• **Directions**: Find all lines in the listing that include the word "Matthias", then copy them.

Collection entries
○ ○ ○ ○ ○ ○ ○
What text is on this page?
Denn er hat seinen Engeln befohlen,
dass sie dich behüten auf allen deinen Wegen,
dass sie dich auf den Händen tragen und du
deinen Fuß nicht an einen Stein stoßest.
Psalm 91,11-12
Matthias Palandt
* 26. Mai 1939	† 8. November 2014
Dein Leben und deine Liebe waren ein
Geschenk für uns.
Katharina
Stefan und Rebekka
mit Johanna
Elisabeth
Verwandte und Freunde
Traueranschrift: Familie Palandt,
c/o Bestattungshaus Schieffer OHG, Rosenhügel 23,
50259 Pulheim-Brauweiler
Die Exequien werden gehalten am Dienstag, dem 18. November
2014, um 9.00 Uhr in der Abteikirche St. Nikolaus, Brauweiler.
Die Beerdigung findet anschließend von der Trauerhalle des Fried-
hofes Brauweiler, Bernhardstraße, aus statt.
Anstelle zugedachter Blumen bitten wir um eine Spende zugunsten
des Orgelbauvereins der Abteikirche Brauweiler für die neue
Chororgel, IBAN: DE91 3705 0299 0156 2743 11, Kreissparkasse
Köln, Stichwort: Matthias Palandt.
○ ○ ○ ○ ○ ○ ○
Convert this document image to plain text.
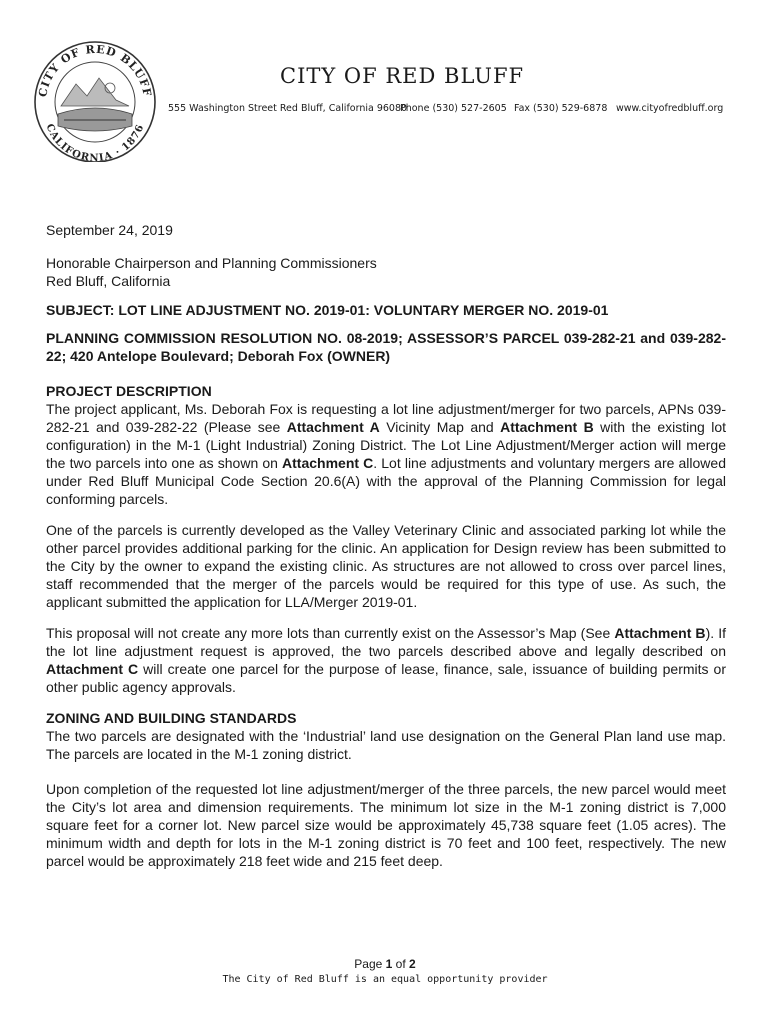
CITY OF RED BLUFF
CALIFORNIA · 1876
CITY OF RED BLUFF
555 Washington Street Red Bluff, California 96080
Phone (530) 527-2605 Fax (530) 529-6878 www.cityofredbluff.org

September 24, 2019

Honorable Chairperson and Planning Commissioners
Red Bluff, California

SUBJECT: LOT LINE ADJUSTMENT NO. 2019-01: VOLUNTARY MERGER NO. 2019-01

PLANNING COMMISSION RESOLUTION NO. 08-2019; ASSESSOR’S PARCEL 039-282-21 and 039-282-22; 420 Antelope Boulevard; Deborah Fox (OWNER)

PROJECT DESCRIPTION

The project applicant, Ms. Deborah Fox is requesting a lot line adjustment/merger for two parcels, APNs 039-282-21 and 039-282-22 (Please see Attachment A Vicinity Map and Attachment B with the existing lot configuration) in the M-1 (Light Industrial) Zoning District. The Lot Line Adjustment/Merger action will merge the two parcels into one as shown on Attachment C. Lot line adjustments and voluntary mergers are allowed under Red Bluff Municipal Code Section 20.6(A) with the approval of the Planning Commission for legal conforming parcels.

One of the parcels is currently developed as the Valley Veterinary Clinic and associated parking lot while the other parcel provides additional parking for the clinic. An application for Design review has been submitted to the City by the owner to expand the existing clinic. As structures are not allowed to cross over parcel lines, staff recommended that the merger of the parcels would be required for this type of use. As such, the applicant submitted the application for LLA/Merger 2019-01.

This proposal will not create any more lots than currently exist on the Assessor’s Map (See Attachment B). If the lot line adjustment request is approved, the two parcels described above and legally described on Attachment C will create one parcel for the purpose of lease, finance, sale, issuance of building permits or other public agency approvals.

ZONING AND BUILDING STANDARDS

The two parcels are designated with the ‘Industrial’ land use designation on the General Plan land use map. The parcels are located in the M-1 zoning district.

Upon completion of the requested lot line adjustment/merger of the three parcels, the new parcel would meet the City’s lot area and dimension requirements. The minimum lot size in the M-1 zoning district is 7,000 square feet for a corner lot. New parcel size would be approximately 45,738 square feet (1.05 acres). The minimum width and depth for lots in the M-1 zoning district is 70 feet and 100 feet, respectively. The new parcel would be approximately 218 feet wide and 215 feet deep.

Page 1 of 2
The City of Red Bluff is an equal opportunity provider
○ ○ ○ ○ ○ ○ ○
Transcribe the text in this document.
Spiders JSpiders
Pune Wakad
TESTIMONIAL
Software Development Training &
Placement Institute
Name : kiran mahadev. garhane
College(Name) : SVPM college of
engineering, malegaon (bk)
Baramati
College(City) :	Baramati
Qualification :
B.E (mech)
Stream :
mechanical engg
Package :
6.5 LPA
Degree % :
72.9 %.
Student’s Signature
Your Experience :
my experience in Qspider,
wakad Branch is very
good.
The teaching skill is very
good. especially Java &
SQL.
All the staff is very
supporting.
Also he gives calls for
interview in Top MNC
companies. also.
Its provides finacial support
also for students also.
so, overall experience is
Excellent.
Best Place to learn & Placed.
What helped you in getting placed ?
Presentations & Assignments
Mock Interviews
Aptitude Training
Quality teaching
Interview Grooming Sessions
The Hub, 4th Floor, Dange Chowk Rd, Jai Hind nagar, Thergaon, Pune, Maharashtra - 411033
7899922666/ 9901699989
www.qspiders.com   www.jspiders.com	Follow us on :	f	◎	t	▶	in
○ ○ ○ ○ ○ ○ ○
• **Response to the exercise**:
Matthias Palandt
Köln, Stichwort: Matthias Palandt.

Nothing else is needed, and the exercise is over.